What is needed -
Find every line of the listing below where "giving" appears, and copy it.

[Collected data entries]
>>>

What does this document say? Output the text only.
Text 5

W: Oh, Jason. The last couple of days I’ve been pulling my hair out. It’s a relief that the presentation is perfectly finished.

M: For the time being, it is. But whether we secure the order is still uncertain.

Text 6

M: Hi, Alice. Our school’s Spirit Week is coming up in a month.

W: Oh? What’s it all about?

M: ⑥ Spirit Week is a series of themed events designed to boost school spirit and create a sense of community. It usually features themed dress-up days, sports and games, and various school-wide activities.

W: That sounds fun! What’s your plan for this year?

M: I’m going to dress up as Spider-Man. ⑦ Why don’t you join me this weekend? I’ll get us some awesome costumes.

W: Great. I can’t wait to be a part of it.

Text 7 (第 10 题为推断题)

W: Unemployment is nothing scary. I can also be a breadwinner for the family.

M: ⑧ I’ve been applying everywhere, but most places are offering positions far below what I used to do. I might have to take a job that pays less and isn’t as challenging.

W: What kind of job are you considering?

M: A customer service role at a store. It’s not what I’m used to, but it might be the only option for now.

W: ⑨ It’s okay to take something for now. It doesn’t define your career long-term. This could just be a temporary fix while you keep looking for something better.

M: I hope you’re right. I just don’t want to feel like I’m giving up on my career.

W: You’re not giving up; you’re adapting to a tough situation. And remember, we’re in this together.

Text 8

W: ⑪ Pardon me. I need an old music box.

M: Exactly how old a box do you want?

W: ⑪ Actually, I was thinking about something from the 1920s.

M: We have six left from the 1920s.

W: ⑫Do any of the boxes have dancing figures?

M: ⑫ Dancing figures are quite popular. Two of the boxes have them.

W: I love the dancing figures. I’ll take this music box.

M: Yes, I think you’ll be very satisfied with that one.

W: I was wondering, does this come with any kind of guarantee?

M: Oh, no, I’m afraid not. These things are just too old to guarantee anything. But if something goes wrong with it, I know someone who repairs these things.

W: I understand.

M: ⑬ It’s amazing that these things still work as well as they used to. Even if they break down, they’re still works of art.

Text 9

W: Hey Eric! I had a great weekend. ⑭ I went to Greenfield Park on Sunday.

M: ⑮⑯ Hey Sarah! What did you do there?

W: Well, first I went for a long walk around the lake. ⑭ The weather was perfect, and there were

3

<<<

Exercise result -
M: I hope you’re right. I just don’t want to feel like I’m giving up on my career.
W: You’re not giving up; you’re adapting to a tough situation. And remember, we’re in this together.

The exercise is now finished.